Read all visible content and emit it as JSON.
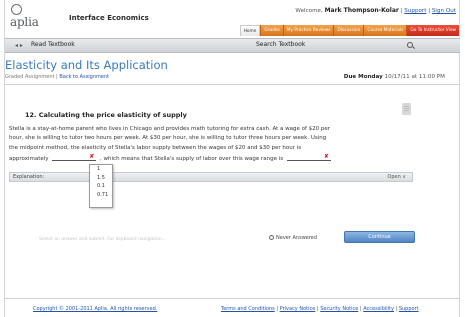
{
  "header": {
    "logo_text": "aplia",
    "course_title": "Interface Economics",
    "welcome_prefix": "Welcome,",
    "user_name": "Mark Thompson-Kolar",
    "support_label": "Support",
    "signout_label": "Sign Out",
    "separator": "|",
    "tabs": [
      {
        "label": "Home"
      },
      {
        "label": "Grades"
      },
      {
        "label": "My Practice Reviews"
      },
      {
        "label": "Discussion"
      },
      {
        "label": "Course Materials"
      },
      {
        "label": "Go To Instructor View"
      }
    ]
  },
  "toolbar": {
    "arrow": "◂ ▸",
    "read_textbook": "Read Textbook",
    "search_textbook": "Search Textbook"
  },
  "page": {
    "title": "Elasticity and Its Application",
    "assignment_type": "Graded Assignment",
    "back_link": "Back to Assignment",
    "due_label": "Due Monday",
    "due_time": "10/17/11 at 11:00 PM"
  },
  "question": {
    "number_title": "12.  Calculating the price elasticity of supply",
    "lines": [
      "Stella is a stay-at-home parent who lives in Chicago and provides math tutoring for extra cash. At a wage of $20 per",
      "hour, she is willing to tutor two hours per week. At $30 per hour, she is willing to tutor three hours per week. Using",
      "the midpoint method, the elasticity of Stella's labor supply between the wages of $20 and $30 per hour is"
    ],
    "line4_prefix": "approximately",
    "line4_middle": ", which means that Stella's supply of labor over this wage range is",
    "mark": "✘",
    "dropdown_options": [
      "1",
      "1.5",
      "0.1",
      "0.71"
    ]
  },
  "explanation": {
    "label": "Explanation:",
    "open_label": "Open ∨"
  },
  "actions": {
    "faint_text": "Select an answer and submit. For keyboard navigation...",
    "never_answered": "Never Answered",
    "continue_label": "Continue"
  },
  "footer": {
    "copyright": "Copyright © 2001-2011 Aplia. All rights reserved.",
    "terms": "Terms and Conditions",
    "privacy": "Privacy Notice",
    "security": "Security Notice",
    "accessibility": "Accessibility",
    "support": "Support",
    "separator": "|"
  }
}
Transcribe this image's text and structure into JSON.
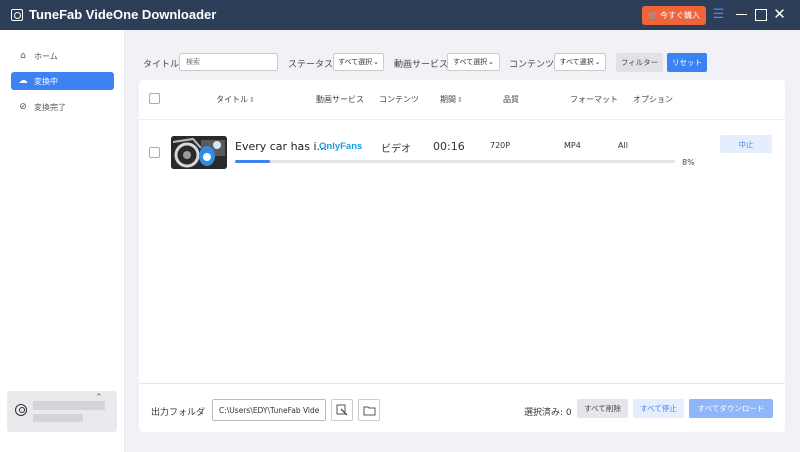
{
  "app": {
    "title": "TuneFab VideOne Downloader",
    "buy_label": "今すぐ購入",
    "colors": {
      "titlebar": "#2c3e58",
      "accent": "#3d82f5",
      "buy": "#f0643c"
    }
  },
  "sidebar": {
    "items": [
      {
        "label": "ホーム",
        "icon": "home-icon"
      },
      {
        "label": "変換中",
        "icon": "cloud-download-icon"
      },
      {
        "label": "変換完了",
        "icon": "check-circle-icon"
      }
    ],
    "active_index": 1
  },
  "filters": {
    "title_label": "タイトル",
    "search_placeholder": "検索",
    "status_label": "ステータス",
    "status_value": "すべて選択",
    "service_label": "動画サービス",
    "service_value": "すべて選択",
    "content_label": "コンテンツ",
    "content_value": "すべて選択",
    "filter_button": "フィルター",
    "reset_button": "リセット"
  },
  "table": {
    "headers": {
      "title": "タイトル",
      "service": "動画サービス",
      "content": "コンテンツ",
      "duration": "期間",
      "quality": "品質",
      "format": "フォーマット",
      "option": "オプション"
    },
    "rows": [
      {
        "title": "Every car has i...",
        "service": "OnlyFans",
        "content": "ビデオ",
        "duration": "00:16",
        "quality": "720P",
        "format": "MP4",
        "option": "All",
        "progress_text": "8%",
        "progress": 0.08,
        "action": "中止"
      }
    ]
  },
  "footer": {
    "output_label": "出力フォルダ",
    "output_path": "C:\\Users\\EDY\\TuneFab Vide",
    "selected_text": "選択済み: 0",
    "delete_all": "すべて削除",
    "stop_all": "すべて停止",
    "download_all": "すべてダウンロード"
  }
}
────
• [EXERCISE PROMPT] Set down the records in full and exactly. Do not carry over any image.

• [THE COMPLETED TASK]
Read all visible content and emit it as JSON.
{
  "header": {
    "logo_text": "aplia",
    "course_title": "Interface Economics",
    "welcome_prefix": "Welcome,",
    "user_name": "Mark Thompson-Kolar",
    "support_label": "Support",
    "signout_label": "Sign Out",
    "separator": "|",
    "tabs": [
      {
        "label": "Home"
      },
      {
        "label": "Grades"
      },
      {
        "label": "My Practice Reviews"
      },
      {
        "label": "Discussion"
      },
      {
        "label": "Course Materials"
      },
      {
        "label": "Go To Instructor View"
      }
    ]
  },
  "toolbar": {
    "arrow": "◂ ▸",
    "read_textbook": "Read Textbook",
    "search_textbook": "Search Textbook"
  },
  "page": {
    "title": "Elasticity and Its Application",
    "assignment_type": "Graded Assignment",
    "back_link": "Back to Assignment",
    "due_label": "Due Monday",
    "due_time": "10/17/11 at 11:00 PM"
  },
  "question": {
    "number_title": "12.  Calculating the price elasticity of supply",
    "lines": [
      "Stella is a stay-at-home parent who lives in Chicago and provides math tutoring for extra cash. At a wage of $20 per",
      "hour, she is willing to tutor two hours per week. At $30 per hour, she is willing to tutor three hours per week. Using",
      "the midpoint method, the elasticity of Stella's labor supply between the wages of $20 and $30 per hour is"
    ],
    "line4_prefix": "approximately",
    "line4_middle": ", which means that Stella's supply of labor over this wage range is",
    "mark": "✘",
    "dropdown_options": [
      "1",
      "1.5",
      "0.1",
      "0.71"
    ]
  },
  "explanation": {
    "label": "Explanation:",
    "open_label": "Open ∨"
  },
  "actions": {
    "faint_text": "Select an answer and submit. For keyboard navigation...",
    "never_answered": "Never Answered",
    "continue_label": "Continue"
  },
  "footer": {
    "copyright": "Copyright © 2001-2011 Aplia. All rights reserved.",
    "terms": "Terms and Conditions",
    "privacy": "Privacy Notice",
    "security": "Security Notice",
    "accessibility": "Accessibility",
    "support": "Support",
    "separator": "|"
  }
}
Transcribe this image's text and structure into JSON.
{
  "app": {
    "title": "TuneFab VideOne Downloader",
    "buy_label": "今すぐ購入",
    "colors": {
      "titlebar": "#2c3e58",
      "accent": "#3d82f5",
      "buy": "#f0643c"
    }
  },
  "sidebar": {
    "items": [
      {
        "label": "ホーム",
        "icon": "home-icon"
      },
      {
        "label": "変換中",
        "icon": "cloud-download-icon"
      },
      {
        "label": "変換完了",
        "icon": "check-circle-icon"
      }
    ],
    "active_index": 1
  },
  "filters": {
    "title_label": "タイトル",
    "search_placeholder": "検索",
    "status_label": "ステータス",
    "status_value": "すべて選択",
    "service_label": "動画サービス",
    "service_value": "すべて選択",
    "content_label": "コンテンツ",
    "content_value": "すべて選択",
    "filter_button": "フィルター",
    "reset_button": "リセット"
  },
  "table": {
    "headers": {
      "title": "タイトル",
      "service": "動画サービス",
      "content": "コンテンツ",
      "duration": "期間",
      "quality": "品質",
      "format": "フォーマット",
      "option": "オプション"
    },
    "rows": [
      {
        "title": "Every car has i...",
        "service": "OnlyFans",
        "content": "ビデオ",
        "duration": "00:16",
        "quality": "720P",
        "format": "MP4",
        "option": "All",
        "progress_text": "8%",
        "progress": 0.08,
        "action": "中止"
      }
    ]
  },
  "footer": {
    "output_label": "出力フォルダ",
    "output_path": "C:\\Users\\EDY\\TuneFab Vide",
    "selected_text": "選択済み: 0",
    "delete_all": "すべて削除",
    "stop_all": "すべて停止",
    "download_all": "すべてダウンロード"
  }
}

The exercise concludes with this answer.